-- Given task --
List each line of the data that holds the word "ratione".

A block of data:
START
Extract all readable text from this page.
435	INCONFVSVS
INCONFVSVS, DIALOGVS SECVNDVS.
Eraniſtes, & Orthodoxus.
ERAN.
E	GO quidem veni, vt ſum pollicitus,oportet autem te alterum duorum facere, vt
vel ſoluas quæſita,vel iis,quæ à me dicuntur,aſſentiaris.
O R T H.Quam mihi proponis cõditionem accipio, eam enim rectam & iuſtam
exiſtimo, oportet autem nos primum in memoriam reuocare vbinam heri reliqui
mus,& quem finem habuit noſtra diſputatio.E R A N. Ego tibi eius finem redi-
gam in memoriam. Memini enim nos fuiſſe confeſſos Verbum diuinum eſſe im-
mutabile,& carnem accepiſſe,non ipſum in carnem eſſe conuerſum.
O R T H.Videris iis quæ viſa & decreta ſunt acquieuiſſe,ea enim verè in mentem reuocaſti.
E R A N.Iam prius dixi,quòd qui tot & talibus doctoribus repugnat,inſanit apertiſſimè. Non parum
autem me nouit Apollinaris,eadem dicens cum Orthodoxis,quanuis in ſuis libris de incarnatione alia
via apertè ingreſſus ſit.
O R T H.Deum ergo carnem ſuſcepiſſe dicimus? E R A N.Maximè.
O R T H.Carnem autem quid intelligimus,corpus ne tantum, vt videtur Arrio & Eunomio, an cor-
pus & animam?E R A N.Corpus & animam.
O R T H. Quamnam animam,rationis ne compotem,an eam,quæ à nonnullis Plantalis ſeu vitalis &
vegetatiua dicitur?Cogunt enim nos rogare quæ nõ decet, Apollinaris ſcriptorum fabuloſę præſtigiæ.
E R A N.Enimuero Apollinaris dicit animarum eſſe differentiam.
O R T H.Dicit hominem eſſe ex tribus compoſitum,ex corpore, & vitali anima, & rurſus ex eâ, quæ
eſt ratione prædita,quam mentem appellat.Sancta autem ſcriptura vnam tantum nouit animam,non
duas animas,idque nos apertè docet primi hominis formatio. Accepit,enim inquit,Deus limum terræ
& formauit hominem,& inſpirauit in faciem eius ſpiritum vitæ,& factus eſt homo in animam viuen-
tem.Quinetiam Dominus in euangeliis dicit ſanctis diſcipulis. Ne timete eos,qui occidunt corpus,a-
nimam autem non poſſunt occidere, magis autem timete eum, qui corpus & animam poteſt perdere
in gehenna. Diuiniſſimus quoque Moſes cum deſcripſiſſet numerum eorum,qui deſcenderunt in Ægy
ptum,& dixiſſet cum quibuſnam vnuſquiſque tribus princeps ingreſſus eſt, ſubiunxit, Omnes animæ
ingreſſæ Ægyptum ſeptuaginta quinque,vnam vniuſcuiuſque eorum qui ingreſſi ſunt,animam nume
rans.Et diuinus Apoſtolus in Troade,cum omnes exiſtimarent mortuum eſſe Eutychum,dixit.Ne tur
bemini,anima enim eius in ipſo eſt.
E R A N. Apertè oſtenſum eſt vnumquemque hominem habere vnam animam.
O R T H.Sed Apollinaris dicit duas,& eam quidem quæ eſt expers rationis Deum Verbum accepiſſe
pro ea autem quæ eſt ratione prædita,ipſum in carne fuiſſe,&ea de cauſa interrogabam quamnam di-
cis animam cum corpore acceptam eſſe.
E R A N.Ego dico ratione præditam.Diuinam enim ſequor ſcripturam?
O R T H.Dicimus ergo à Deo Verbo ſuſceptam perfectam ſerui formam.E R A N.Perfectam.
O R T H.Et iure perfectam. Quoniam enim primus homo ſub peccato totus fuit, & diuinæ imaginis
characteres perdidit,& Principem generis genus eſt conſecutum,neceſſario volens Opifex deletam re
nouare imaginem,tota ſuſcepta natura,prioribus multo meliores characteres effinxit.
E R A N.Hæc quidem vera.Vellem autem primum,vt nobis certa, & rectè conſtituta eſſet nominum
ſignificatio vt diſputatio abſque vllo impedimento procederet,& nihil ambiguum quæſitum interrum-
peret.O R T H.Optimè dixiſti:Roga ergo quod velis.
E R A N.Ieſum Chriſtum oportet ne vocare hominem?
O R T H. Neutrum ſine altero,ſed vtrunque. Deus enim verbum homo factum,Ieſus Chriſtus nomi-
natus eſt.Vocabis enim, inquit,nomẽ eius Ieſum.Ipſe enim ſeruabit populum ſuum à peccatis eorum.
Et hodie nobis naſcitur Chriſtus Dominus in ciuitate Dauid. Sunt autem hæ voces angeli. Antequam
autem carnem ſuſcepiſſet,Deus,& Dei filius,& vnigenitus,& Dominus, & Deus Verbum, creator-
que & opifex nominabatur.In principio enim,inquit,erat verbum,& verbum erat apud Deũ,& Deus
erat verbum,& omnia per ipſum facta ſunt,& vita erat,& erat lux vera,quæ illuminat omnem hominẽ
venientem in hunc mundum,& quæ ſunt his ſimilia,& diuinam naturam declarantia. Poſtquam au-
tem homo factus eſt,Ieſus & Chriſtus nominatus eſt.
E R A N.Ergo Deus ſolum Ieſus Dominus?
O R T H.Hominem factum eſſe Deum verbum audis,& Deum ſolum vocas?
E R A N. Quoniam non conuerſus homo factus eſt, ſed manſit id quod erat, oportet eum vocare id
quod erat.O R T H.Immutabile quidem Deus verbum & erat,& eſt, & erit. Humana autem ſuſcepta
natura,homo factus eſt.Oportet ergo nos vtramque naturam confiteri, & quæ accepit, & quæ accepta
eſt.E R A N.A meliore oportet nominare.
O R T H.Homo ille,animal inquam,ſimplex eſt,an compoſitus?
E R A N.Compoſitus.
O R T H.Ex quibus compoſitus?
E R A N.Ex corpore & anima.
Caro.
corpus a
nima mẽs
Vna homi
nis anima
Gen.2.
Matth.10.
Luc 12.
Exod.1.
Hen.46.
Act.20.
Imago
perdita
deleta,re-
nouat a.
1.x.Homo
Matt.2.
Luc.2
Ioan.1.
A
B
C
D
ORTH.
END
-- Solution below --
eſt ratione prædita,quam mentem appellat.Sancta autem ſcriptura vnam tantum nouit animam,non
pro ea autem quæ eſt ratione prædita,ipſum in carne fuiſſe,&ea de cauſa interrogabam quamnam di-
E R A N.Ego dico ratione præditam.Diuinam enim ſequor ſcripturam?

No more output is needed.